• TASK DESCRIPTION
Transcribe the material exactly. Images do not belong in the copy.

-- begin SUPPLIED DATA --

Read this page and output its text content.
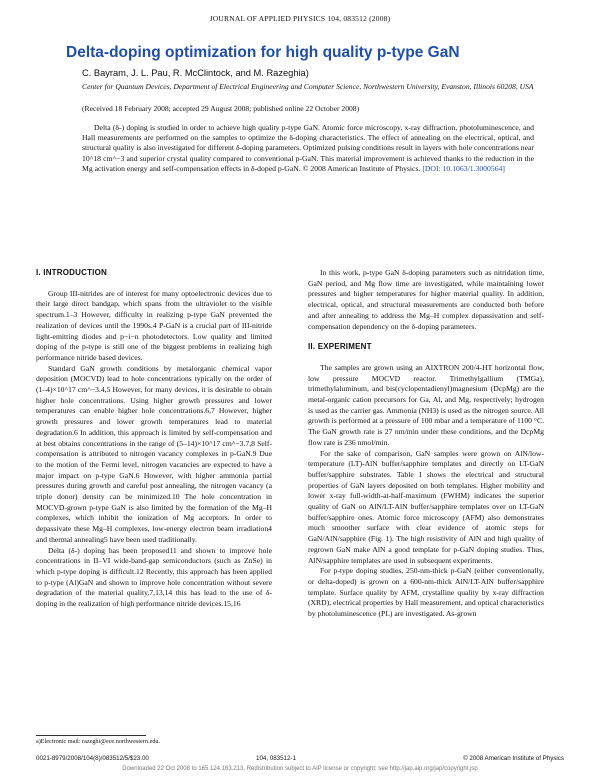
JOURNAL OF APPLIED PHYSICS 104, 083512 (2008)
Delta-doping optimization for high quality p-type GaN
C. Bayram, J. L. Pau, R. McClintock, and M. Razeghia)
Center for Quantum Devices, Department of Electrical Engineering and Computer Science, Northwestern University, Evanston, Illinois 60208, USA
(Received 18 February 2008; accepted 29 August 2008; published online 22 October 2008)
Delta (δ-) doping is studied in order to achieve high quality p-type GaN. Atomic force microscopy, x-ray diffraction, photoluminescence, and Hall measurements are performed on the samples to optimize the δ-doping characteristics. The effect of annealing on the electrical, optical, and structural quality is also investigated for different δ-doping parameters. Optimized pulsing conditions result in layers with hole concentrations near 10^18 cm^−3 and superior crystal quality compared to conventional p-GaN. This material improvement is achieved thanks to the reduction in the Mg activation energy and self-compensation effects in δ-doped p-GaN. © 2008 American Institute of Physics. [DOI: 10.1063/1.3000564]
I. INTRODUCTION

Group III-nitrides are of interest for many optoelectronic devices due to their large direct bandgap, which spans from the ultraviolet to the visible spectrum.1–3 However, difficulty in realizing p-type GaN prevented the realization of devices until the 1990s.4 P-GaN is a crucial part of III-nitride light-emitting diodes and p−i−n photodetectors. Low quality and limited doping of the p-type is still one of the biggest problems in realizing high performance nitride based devices.

Standard GaN growth conditions by metalorganic chemical vapor deposition (MOCVD) lead to hole concentrations typically on the order of (1–4)×10^17 cm^−3.4,5 However, for many devices, it is desirable to obtain higher hole concentrations. Using higher growth pressures and lower temperatures can enable higher hole concentrations.6,7 However, higher growth pressures and lower growth temperatures lead to material degradation.6 In addition, this approach is limited by self-compensation and at best obtains concentrations in the range of (5–14)×10^17 cm^−3.7,8 Self-compensation is attributed to nitrogen vacancy complexes in p-GaN.9 Due to the motion of the Fermi level, nitrogen vacancies are expected to have a major impact on p-type GaN.6 However, with higher ammonia partial pressures during growth and careful post annealing, the nitrogen vacancy (a triple donor) density can be minimized.10 The hole concentration in MOCVD-grown p-type GaN is also limited by the formation of the Mg–H complexes, which inhibit the ionization of Mg acceptors. In order to depassivate these Mg–H complexes, low-energy electron beam irradiation4 and thermal annealing5 have been used traditionally.

Delta (δ-) doping has been proposed11 and shown to improve hole concentrations in II–VI wide-band-gap semiconductors (such as ZnSe) in which p-type doping is difficult.12 Recently, this approach has been applied to p-type (Al)GaN and shown to improve hole concentration without severe degradation of the material quality,7,13,14 this has lead to the use of δ-doping in the realization of high performance nitride devices.15,16

In this work, p-type GaN δ-doping parameters such as nitridation time, GaN period, and Mg flow time are investigated, while maintaining lower pressures and higher temperatures for higher material quality. In addition, electrical, optical, and structural measurements are conducted both before and after annealing to address the Mg–H complex depassivation and self-compensation dependency on the δ-doping parameters.

II. EXPERIMENT

The samples are grown using an AIXTRON 200/4-HT horizontal flow, low pressure MOCVD reactor. Trimethylgallium (TMGa), trimethylaluminum, and bis(cyclopentadienyl)magnesium (DcpMg) are the metal-organic cation precursors for Ga, Al, and Mg, respectively; hydrogen is used as the carrier gas. Ammonia (NH3) is used as the nitrogen source. All growth is performed at a pressure of 100 mbar and a temperature of 1100 °C. The GaN growth rate is 27 nm/min under these conditions, and the DcpMg flow rate is 236 nmol/min.

For the sake of comparison, GaN samples were grown on AlN/low-temperature (LT)-AlN buffer/sapphire templates and directly on LT-GaN buffer/sapphire substrates. Table I shows the electrical and structural properties of GaN layers deposited on both templates. Higher mobility and lower x-ray full-width-at-half-maximum (FWHM) indicates the superior quality of GaN on AlN/LT-AlN buffer/sapphire templates over on LT-GaN buffer/sapphire ones. Atomic force microscopy (AFM) also demonstrates much smoother surface with clear evidence of atomic steps for GaN/AlN/sapphire (Fig. 1). The high resistivity of AlN and high quality of regrown GaN make AlN a good template for p-GaN doping studies. Thus, AlN/sapphire templates are used in subsequent experiments.

For p-type doping studies, 250-nm-thick p-GaN (either conventionally, or delta-doped) is grown on a 600-nm-thick AlN/LT-AlN buffer/sapphire template. Surface quality by AFM, crystalline quality by x-ray diffraction (XRD), electrical properties by Hall measurement, and optical characteristics by photoluminescence (PL) are investigated. As-grown

a)Electronic mail: razeghi@ece.northwestern.edu.
0021-8979/2008/104(8)/083512/5/$23.00	104, 083512-1	© 2008 American Institute of Physics
Downloaded 22 Oct 2008 to 165.124.163.213. Redistribution subject to AIP license or copyright; see http://jap.aip.org/jap/copyright.jsp
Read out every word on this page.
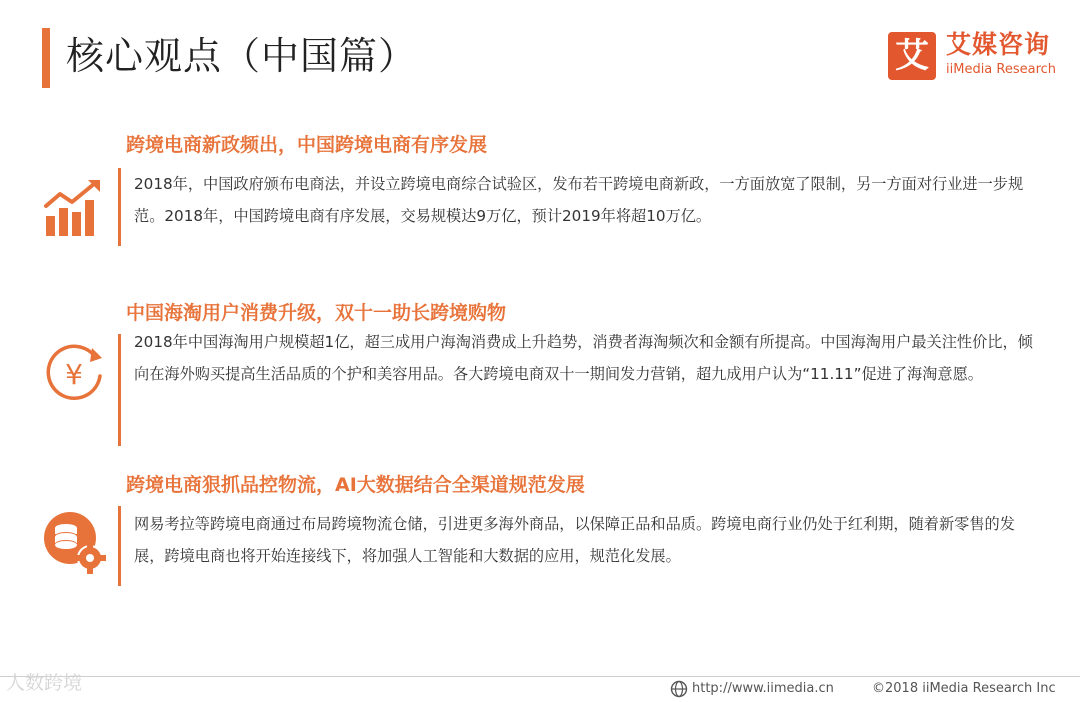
核心观点（中国篇）	艾 艾媒咨询
iiMedia Research
跨境电商新政频出，中国跨境电商有序发展
2018年，中国政府颁布电商法，并设立跨境电商综合试验区，发布若干跨境电商新政，一方面放宽了限制，另一方面对行业进一步规范。2018年，中国跨境电商有序发展，交易规模达9万亿，预计2019年将超10万亿。
中国海淘用户消费升级，双十一助长跨境购物
¥
2018年中国海淘用户规模超1亿，超三成用户海淘消费成上升趋势，消费者海淘频次和金额有所提高。中国海淘用户最关注性价比，倾向在海外购买提高生活品质的个护和美容用品。各大跨境电商双十一期间发力营销，超九成用户认为“11.11”促进了海淘意愿。
跨境电商狠抓品控物流，AI大数据结合全渠道规范发展
网易考拉等跨境电商通过布局跨境物流仓储，引进更多海外商品，以保障正品和品质。跨境电商行业仍处于红利期，随着新零售的发展，跨境电商也将开始连接线下，将加强人工智能和大数据的应用，规范化发展。
人数跨境	http://www.iimedia.cn	©2018 iiMedia Research Inc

-- end SUPPLIED DATA --

• FINISHED TASK
Read this page and output its text content.
JOURNAL OF APPLIED PHYSICS 104, 083512 (2008)
Delta-doping optimization for high quality p-type GaN
C. Bayram, J. L. Pau, R. McClintock, and M. Razeghia)
Center for Quantum Devices, Department of Electrical Engineering and Computer Science, Northwestern University, Evanston, Illinois 60208, USA
(Received 18 February 2008; accepted 29 August 2008; published online 22 October 2008)
Delta (δ-) doping is studied in order to achieve high quality p-type GaN. Atomic force microscopy, x-ray diffraction, photoluminescence, and Hall measurements are performed on the samples to optimize the δ-doping characteristics. The effect of annealing on the electrical, optical, and structural quality is also investigated for different δ-doping parameters. Optimized pulsing conditions result in layers with hole concentrations near 10^18 cm^−3 and superior crystal quality compared to conventional p-GaN. This material improvement is achieved thanks to the reduction in the Mg activation energy and self-compensation effects in δ-doped p-GaN. © 2008 American Institute of Physics. [DOI: 10.1063/1.3000564]
I. INTRODUCTION

Group III-nitrides are of interest for many optoelectronic devices due to their large direct bandgap, which spans from the ultraviolet to the visible spectrum.1–3 However, difficulty in realizing p-type GaN prevented the realization of devices until the 1990s.4 P-GaN is a crucial part of III-nitride light-emitting diodes and p−i−n photodetectors. Low quality and limited doping of the p-type is still one of the biggest problems in realizing high performance nitride based devices.

Standard GaN growth conditions by metalorganic chemical vapor deposition (MOCVD) lead to hole concentrations typically on the order of (1–4)×10^17 cm^−3.4,5 However, for many devices, it is desirable to obtain higher hole concentrations. Using higher growth pressures and lower temperatures can enable higher hole concentrations.6,7 However, higher growth pressures and lower growth temperatures lead to material degradation.6 In addition, this approach is limited by self-compensation and at best obtains concentrations in the range of (5–14)×10^17 cm^−3.7,8 Self-compensation is attributed to nitrogen vacancy complexes in p-GaN.9 Due to the motion of the Fermi level, nitrogen vacancies are expected to have a major impact on p-type GaN.6 However, with higher ammonia partial pressures during growth and careful post annealing, the nitrogen vacancy (a triple donor) density can be minimized.10 The hole concentration in MOCVD-grown p-type GaN is also limited by the formation of the Mg–H complexes, which inhibit the ionization of Mg acceptors. In order to depassivate these Mg–H complexes, low-energy electron beam irradiation4 and thermal annealing5 have been used traditionally.

Delta (δ-) doping has been proposed11 and shown to improve hole concentrations in II–VI wide-band-gap semiconductors (such as ZnSe) in which p-type doping is difficult.12 Recently, this approach has been applied to p-type (Al)GaN and shown to improve hole concentration without severe degradation of the material quality,7,13,14 this has lead to the use of δ-doping in the realization of high performance nitride devices.15,16

In this work, p-type GaN δ-doping parameters such as nitridation time, GaN period, and Mg flow time are investigated, while maintaining lower pressures and higher temperatures for higher material quality. In addition, electrical, optical, and structural measurements are conducted both before and after annealing to address the Mg–H complex depassivation and self-compensation dependency on the δ-doping parameters.

II. EXPERIMENT

The samples are grown using an AIXTRON 200/4-HT horizontal flow, low pressure MOCVD reactor. Trimethylgallium (TMGa), trimethylaluminum, and bis(cyclopentadienyl)magnesium (DcpMg) are the metal-organic cation precursors for Ga, Al, and Mg, respectively; hydrogen is used as the carrier gas. Ammonia (NH3) is used as the nitrogen source. All growth is performed at a pressure of 100 mbar and a temperature of 1100 °C. The GaN growth rate is 27 nm/min under these conditions, and the DcpMg flow rate is 236 nmol/min.

For the sake of comparison, GaN samples were grown on AlN/low-temperature (LT)-AlN buffer/sapphire templates and directly on LT-GaN buffer/sapphire substrates. Table I shows the electrical and structural properties of GaN layers deposited on both templates. Higher mobility and lower x-ray full-width-at-half-maximum (FWHM) indicates the superior quality of GaN on AlN/LT-AlN buffer/sapphire templates over on LT-GaN buffer/sapphire ones. Atomic force microscopy (AFM) also demonstrates much smoother surface with clear evidence of atomic steps for GaN/AlN/sapphire (Fig. 1). The high resistivity of AlN and high quality of regrown GaN make AlN a good template for p-GaN doping studies. Thus, AlN/sapphire templates are used in subsequent experiments.

For p-type doping studies, 250-nm-thick p-GaN (either conventionally, or delta-doped) is grown on a 600-nm-thick AlN/LT-AlN buffer/sapphire template. Surface quality by AFM, crystalline quality by x-ray diffraction (XRD), electrical properties by Hall measurement, and optical characteristics by photoluminescence (PL) are investigated. As-grown

a)Electronic mail: razeghi@ece.northwestern.edu.
0021-8979/2008/104(8)/083512/5/$23.00	104, 083512-1	© 2008 American Institute of Physics
Downloaded 22 Oct 2008 to 165.124.163.213. Redistribution subject to AIP license or copyright; see http://jap.aip.org/jap/copyright.jsp
Read out every word on this page.
核心观点（中国篇）	艾 艾媒咨询
iiMedia Research
跨境电商新政频出，中国跨境电商有序发展
2018年，中国政府颁布电商法，并设立跨境电商综合试验区，发布若干跨境电商新政，一方面放宽了限制，另一方面对行业进一步规范。2018年，中国跨境电商有序发展，交易规模达9万亿，预计2019年将超10万亿。
中国海淘用户消费升级，双十一助长跨境购物
¥
2018年中国海淘用户规模超1亿，超三成用户海淘消费成上升趋势，消费者海淘频次和金额有所提高。中国海淘用户最关注性价比，倾向在海外购买提高生活品质的个护和美容用品。各大跨境电商双十一期间发力营销，超九成用户认为“11.11”促进了海淘意愿。
跨境电商狠抓品控物流，AI大数据结合全渠道规范发展
网易考拉等跨境电商通过布局跨境物流仓储，引进更多海外商品，以保障正品和品质。跨境电商行业仍处于红利期，随着新零售的发展，跨境电商也将开始连接线下，将加强人工智能和大数据的应用，规范化发展。
人数跨境	http://www.iimedia.cn	©2018 iiMedia Research Inc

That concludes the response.